> [Exercise]:
In the data, extract each line that holds the string "Активности".

· · · ·

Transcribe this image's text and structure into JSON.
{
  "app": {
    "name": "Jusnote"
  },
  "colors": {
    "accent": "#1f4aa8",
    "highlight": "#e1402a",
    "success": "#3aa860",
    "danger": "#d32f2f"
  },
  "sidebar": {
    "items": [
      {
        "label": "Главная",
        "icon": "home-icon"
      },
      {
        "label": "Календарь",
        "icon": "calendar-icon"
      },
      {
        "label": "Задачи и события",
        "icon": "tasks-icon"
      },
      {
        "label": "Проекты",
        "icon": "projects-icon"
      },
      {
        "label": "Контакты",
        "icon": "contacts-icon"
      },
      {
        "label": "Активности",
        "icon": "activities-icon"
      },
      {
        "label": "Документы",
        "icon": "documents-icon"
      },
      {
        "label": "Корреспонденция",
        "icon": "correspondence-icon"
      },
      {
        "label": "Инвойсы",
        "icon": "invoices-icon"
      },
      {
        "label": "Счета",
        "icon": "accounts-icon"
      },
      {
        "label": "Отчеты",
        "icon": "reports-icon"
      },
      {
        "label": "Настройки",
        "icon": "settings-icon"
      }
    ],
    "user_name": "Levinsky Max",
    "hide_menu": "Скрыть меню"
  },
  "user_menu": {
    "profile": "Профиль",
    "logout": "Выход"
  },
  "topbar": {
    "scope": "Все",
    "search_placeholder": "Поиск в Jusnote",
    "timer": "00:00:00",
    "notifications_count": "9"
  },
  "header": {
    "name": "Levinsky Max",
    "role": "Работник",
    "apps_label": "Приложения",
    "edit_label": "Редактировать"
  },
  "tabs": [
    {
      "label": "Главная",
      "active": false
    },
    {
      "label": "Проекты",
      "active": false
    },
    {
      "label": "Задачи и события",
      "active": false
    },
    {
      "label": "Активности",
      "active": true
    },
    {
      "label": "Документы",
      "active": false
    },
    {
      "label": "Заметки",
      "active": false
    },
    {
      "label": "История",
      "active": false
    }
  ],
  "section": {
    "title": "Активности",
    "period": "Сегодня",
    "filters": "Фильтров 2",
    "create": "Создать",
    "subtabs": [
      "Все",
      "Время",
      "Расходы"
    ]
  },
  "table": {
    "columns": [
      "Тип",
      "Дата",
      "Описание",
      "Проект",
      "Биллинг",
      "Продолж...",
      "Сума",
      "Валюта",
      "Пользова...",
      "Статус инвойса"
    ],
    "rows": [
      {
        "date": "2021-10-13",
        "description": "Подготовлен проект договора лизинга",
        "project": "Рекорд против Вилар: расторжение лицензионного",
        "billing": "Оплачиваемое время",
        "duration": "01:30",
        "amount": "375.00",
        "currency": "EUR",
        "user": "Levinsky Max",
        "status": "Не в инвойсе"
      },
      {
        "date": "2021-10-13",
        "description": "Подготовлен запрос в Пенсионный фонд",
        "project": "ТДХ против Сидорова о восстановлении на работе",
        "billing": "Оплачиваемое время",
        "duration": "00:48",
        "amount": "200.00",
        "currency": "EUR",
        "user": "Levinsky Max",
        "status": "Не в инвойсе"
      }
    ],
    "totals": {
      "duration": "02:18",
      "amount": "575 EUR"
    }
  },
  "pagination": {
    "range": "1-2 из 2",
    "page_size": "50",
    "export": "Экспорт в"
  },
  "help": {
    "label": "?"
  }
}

· · · ·

> [Worked answer]:
        "label": "Активности",
      "label": "Активности",
    "title": "Активности",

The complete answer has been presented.